EXERCISE: Skip the pictures and repeat each line of the data exactly.
— Start EXERCISE INPUT —
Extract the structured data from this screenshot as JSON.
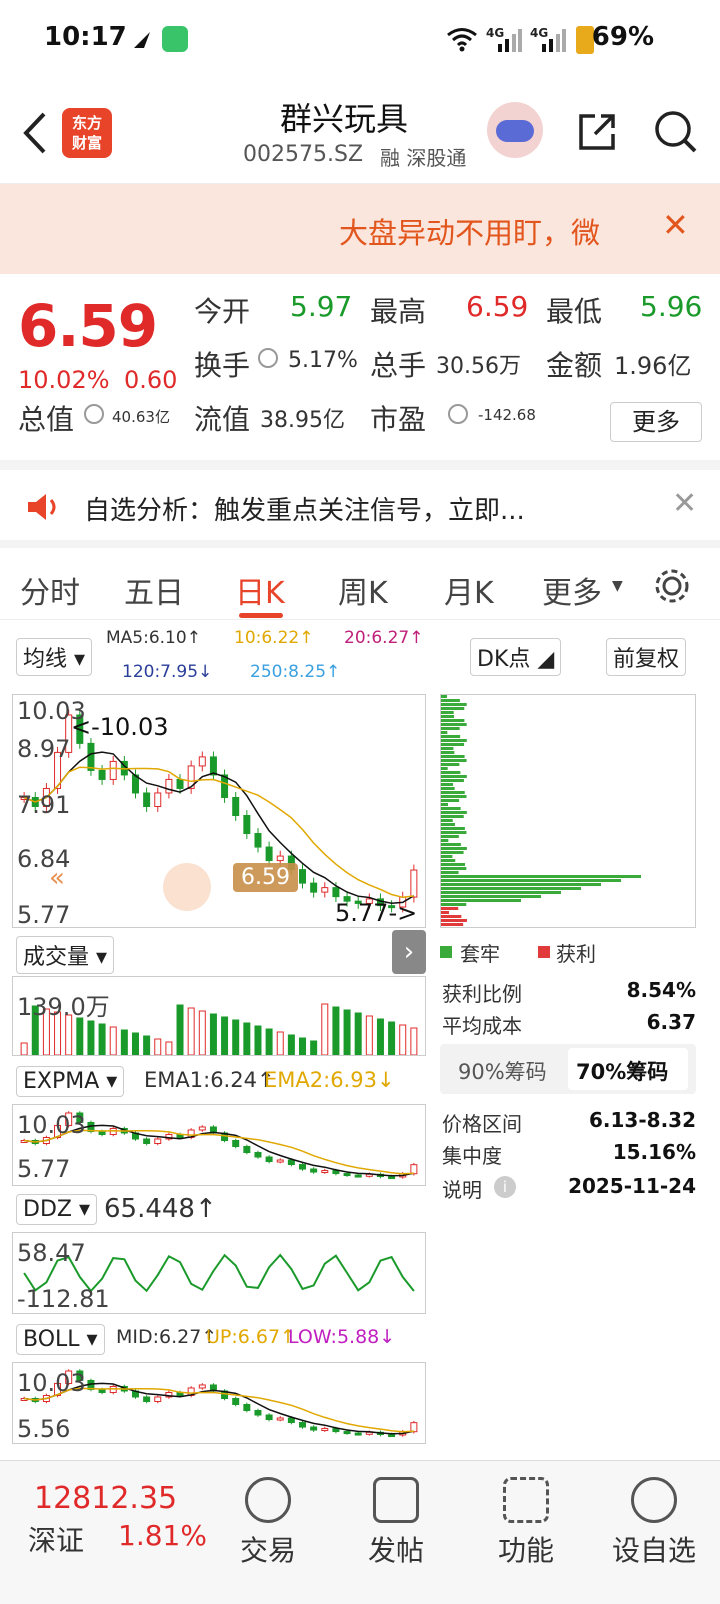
{
  "status": {
    "time": "10:17",
    "battery": "69%",
    "net1": "4G",
    "net2": "4G"
  },
  "header": {
    "logo": "东方\n财富",
    "title": "群兴玩具",
    "code": "002575.SZ",
    "tags": "融 深股通"
  },
  "banner": {
    "text": "大盘异动不用盯，微",
    "close": "✕"
  },
  "quote": {
    "price": "6.59",
    "pct": "10.02%",
    "chg": "0.60",
    "open_l": "今开",
    "open": "5.97",
    "high_l": "最高",
    "high": "6.59",
    "low_l": "最低",
    "low": "5.96",
    "turn_l": "换手",
    "turn": "5.17%",
    "vol_l": "总手",
    "vol": "30.56万",
    "amt_l": "金额",
    "amt": "1.96亿",
    "mcap_l": "总值",
    "mcap": "40.63亿",
    "flow_l": "流值",
    "flow": "38.95亿",
    "pe_l": "市盈",
    "pe": "-142.68",
    "more": "更多"
  },
  "notice": {
    "text": "自选分析：触发重点关注信号，立即...",
    "close": "✕"
  },
  "tabs": {
    "items": [
      "分时",
      "五日",
      "日K",
      "周K",
      "月K",
      "更多"
    ],
    "active": 2
  },
  "kline": {
    "type_btn": "均线",
    "ma5": "MA5:6.10↑",
    "ma10": "10:6.22↑",
    "ma20": "20:6.27↑",
    "ma120": "120:7.95↓",
    "ma250": "250:8.25↑",
    "dk_btn": "DK点",
    "fq_btn": "前复权",
    "max": "10.03",
    "y2": "8.97",
    "y3": "7.91",
    "y4": "6.84",
    "min": "5.77",
    "max_anno": "<-10.03",
    "min_anno": "5.77->",
    "cur_tag": "6.59"
  },
  "volume": {
    "btn": "成交量",
    "max": "139.0万"
  },
  "expma": {
    "btn": "EXPMA",
    "ema1": "EMA1:6.24↑",
    "ema2": "EMA2:6.93↓",
    "max": "10.03",
    "min": "5.77"
  },
  "ddz": {
    "btn": "DDZ",
    "value": "65.448↑",
    "max": "58.47",
    "min": "-112.81"
  },
  "boll": {
    "btn": "BOLL",
    "mid": "MID:6.27↑",
    "up": "UP:6.67↑",
    "low": "LOW:5.88↓",
    "max": "10.03",
    "min": "5.56"
  },
  "chips": {
    "legend_trap": "套牢",
    "legend_profit": "获利",
    "profit_ratio_l": "获利比例",
    "profit_ratio": "8.54%",
    "avg_cost_l": "平均成本",
    "avg_cost": "6.37",
    "tab90": "90%筹码",
    "tab70": "70%筹码",
    "range_l": "价格区间",
    "range": "6.13-8.32",
    "conc_l": "集中度",
    "conc": "15.16%",
    "note_l": "说明",
    "note_date": "2025-11-24"
  },
  "bottom": {
    "index_value": "12812.35",
    "index_name": "深证",
    "index_pct": "1.81%",
    "trade": "交易",
    "post": "发帖",
    "func": "功能",
    "watch": "设自选"
  },
  "colors": {
    "accent": "#e8442a",
    "up": "#e02a2a",
    "down": "#1a9a2a"
  },
  "chart_data": {
    "type": "candlestick",
    "ylim": [
      5.77,
      10.03
    ],
    "close": [
      8.2,
      8.0,
      8.4,
      9.2,
      10.03,
      9.4,
      8.8,
      8.6,
      9.0,
      8.7,
      8.3,
      8.0,
      8.3,
      8.6,
      8.4,
      8.9,
      9.1,
      8.7,
      8.2,
      7.8,
      7.4,
      7.1,
      6.8,
      6.9,
      6.6,
      6.3,
      6.1,
      6.2,
      6.0,
      5.9,
      5.85,
      5.95,
      5.8,
      5.77,
      5.99,
      6.59
    ]
  }
}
— End EXERCISE INPUT —
OUTPUT FOR THIS EXERCISE:
Extract the structured data from this screenshot as JSON.
{
  "status": {
    "time": "10:17",
    "battery": "69%",
    "net1": "4G",
    "net2": "4G"
  },
  "header": {
    "logo": "东方\n财富",
    "title": "群兴玩具",
    "code": "002575.SZ",
    "tags": "融 深股通"
  },
  "banner": {
    "text": "大盘异动不用盯，微",
    "close": "✕"
  },
  "quote": {
    "price": "6.59",
    "pct": "10.02%",
    "chg": "0.60",
    "open_l": "今开",
    "open": "5.97",
    "high_l": "最高",
    "high": "6.59",
    "low_l": "最低",
    "low": "5.96",
    "turn_l": "换手",
    "turn": "5.17%",
    "vol_l": "总手",
    "vol": "30.56万",
    "amt_l": "金额",
    "amt": "1.96亿",
    "mcap_l": "总值",
    "mcap": "40.63亿",
    "flow_l": "流值",
    "flow": "38.95亿",
    "pe_l": "市盈",
    "pe": "-142.68",
    "more": "更多"
  },
  "notice": {
    "text": "自选分析：触发重点关注信号，立即...",
    "close": "✕"
  },
  "tabs": {
    "items": [
      "分时",
      "五日",
      "日K",
      "周K",
      "月K",
      "更多"
    ],
    "active": 2
  },
  "kline": {
    "type_btn": "均线",
    "ma5": "MA5:6.10↑",
    "ma10": "10:6.22↑",
    "ma20": "20:6.27↑",
    "ma120": "120:7.95↓",
    "ma250": "250:8.25↑",
    "dk_btn": "DK点",
    "fq_btn": "前复权",
    "max": "10.03",
    "y2": "8.97",
    "y3": "7.91",
    "y4": "6.84",
    "min": "5.77",
    "max_anno": "<-10.03",
    "min_anno": "5.77->",
    "cur_tag": "6.59"
  },
  "volume": {
    "btn": "成交量",
    "max": "139.0万"
  },
  "expma": {
    "btn": "EXPMA",
    "ema1": "EMA1:6.24↑",
    "ema2": "EMA2:6.93↓",
    "max": "10.03",
    "min": "5.77"
  },
  "ddz": {
    "btn": "DDZ",
    "value": "65.448↑",
    "max": "58.47",
    "min": "-112.81"
  },
  "boll": {
    "btn": "BOLL",
    "mid": "MID:6.27↑",
    "up": "UP:6.67↑",
    "low": "LOW:5.88↓",
    "max": "10.03",
    "min": "5.56"
  },
  "chips": {
    "legend_trap": "套牢",
    "legend_profit": "获利",
    "profit_ratio_l": "获利比例",
    "profit_ratio": "8.54%",
    "avg_cost_l": "平均成本",
    "avg_cost": "6.37",
    "tab90": "90%筹码",
    "tab70": "70%筹码",
    "range_l": "价格区间",
    "range": "6.13-8.32",
    "conc_l": "集中度",
    "conc": "15.16%",
    "note_l": "说明",
    "note_date": "2025-11-24"
  },
  "bottom": {
    "index_value": "12812.35",
    "index_name": "深证",
    "index_pct": "1.81%",
    "trade": "交易",
    "post": "发帖",
    "func": "功能",
    "watch": "设自选"
  },
  "colors": {
    "accent": "#e8442a",
    "up": "#e02a2a",
    "down": "#1a9a2a"
  },
  "chart_data": {
    "type": "candlestick",
    "ylim": [
      5.77,
      10.03
    ],
    "close": [
      8.2,
      8.0,
      8.4,
      9.2,
      10.03,
      9.4,
      8.8,
      8.6,
      9.0,
      8.7,
      8.3,
      8.0,
      8.3,
      8.6,
      8.4,
      8.9,
      9.1,
      8.7,
      8.2,
      7.8,
      7.4,
      7.1,
      6.8,
      6.9,
      6.6,
      6.3,
      6.1,
      6.2,
      6.0,
      5.9,
      5.85,
      5.95,
      5.8,
      5.77,
      5.99,
      6.59
    ]
  }
}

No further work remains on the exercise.